Task goal:
Repeat the records below exactly as they appear.

Exercise data:
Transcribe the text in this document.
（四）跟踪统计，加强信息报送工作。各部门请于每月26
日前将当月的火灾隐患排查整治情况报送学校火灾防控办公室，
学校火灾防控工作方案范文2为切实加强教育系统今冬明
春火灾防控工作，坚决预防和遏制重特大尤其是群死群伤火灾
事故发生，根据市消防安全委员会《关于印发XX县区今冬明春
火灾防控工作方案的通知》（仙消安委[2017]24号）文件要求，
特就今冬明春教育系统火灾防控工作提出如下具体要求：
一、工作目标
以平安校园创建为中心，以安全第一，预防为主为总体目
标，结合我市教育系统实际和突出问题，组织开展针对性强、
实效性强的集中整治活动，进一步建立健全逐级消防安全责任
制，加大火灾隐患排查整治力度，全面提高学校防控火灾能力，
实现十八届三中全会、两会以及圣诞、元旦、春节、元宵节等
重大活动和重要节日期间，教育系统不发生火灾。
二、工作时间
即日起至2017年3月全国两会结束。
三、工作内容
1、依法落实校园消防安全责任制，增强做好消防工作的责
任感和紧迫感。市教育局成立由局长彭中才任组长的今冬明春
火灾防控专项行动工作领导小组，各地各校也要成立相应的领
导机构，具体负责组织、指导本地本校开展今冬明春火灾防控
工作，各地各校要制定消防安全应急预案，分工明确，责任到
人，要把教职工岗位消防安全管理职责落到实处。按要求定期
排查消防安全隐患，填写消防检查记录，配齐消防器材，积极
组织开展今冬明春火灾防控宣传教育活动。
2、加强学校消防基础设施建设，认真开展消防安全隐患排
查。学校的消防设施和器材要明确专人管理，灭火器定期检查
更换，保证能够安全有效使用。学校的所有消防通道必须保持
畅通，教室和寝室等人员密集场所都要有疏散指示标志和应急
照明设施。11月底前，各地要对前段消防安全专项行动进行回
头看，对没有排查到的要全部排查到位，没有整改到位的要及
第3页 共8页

Completed exercise:
Transcribe the text in this document.
（四）跟踪统计，加强信息报送工作。各部门请于每月26
日前将当月的火灾隐患排查整治情况报送学校火灾防控办公室，
学校火灾防控工作方案范文2为切实加强教育系统今冬明
春火灾防控工作，坚决预防和遏制重特大尤其是群死群伤火灾
事故发生，根据市消防安全委员会《关于印发XX县区今冬明春
火灾防控工作方案的通知》（仙消安委[2017]24号）文件要求，
特就今冬明春教育系统火灾防控工作提出如下具体要求：
一、工作目标
以平安校园创建为中心，以安全第一，预防为主为总体目
标，结合我市教育系统实际和突出问题，组织开展针对性强、
实效性强的集中整治活动，进一步建立健全逐级消防安全责任
制，加大火灾隐患排查整治力度，全面提高学校防控火灾能力，
实现十八届三中全会、两会以及圣诞、元旦、春节、元宵节等
重大活动和重要节日期间，教育系统不发生火灾。
二、工作时间
即日起至2017年3月全国两会结束。
三、工作内容
1、依法落实校园消防安全责任制，增强做好消防工作的责
任感和紧迫感。市教育局成立由局长彭中才任组长的今冬明春
火灾防控专项行动工作领导小组，各地各校也要成立相应的领
导机构，具体负责组织、指导本地本校开展今冬明春火灾防控
工作，各地各校要制定消防安全应急预案，分工明确，责任到
人，要把教职工岗位消防安全管理职责落到实处。按要求定期
排查消防安全隐患，填写消防检查记录，配齐消防器材，积极
组织开展今冬明春火灾防控宣传教育活动。
2、加强学校消防基础设施建设，认真开展消防安全隐患排
查。学校的消防设施和器材要明确专人管理，灭火器定期检查
更换，保证能够安全有效使用。学校的所有消防通道必须保持
畅通，教室和寝室等人员密集场所都要有疏散指示标志和应急
照明设施。11月底前，各地要对前段消防安全专项行动进行回
头看，对没有排查到的要全部排查到位，没有整改到位的要及
第3页 共8页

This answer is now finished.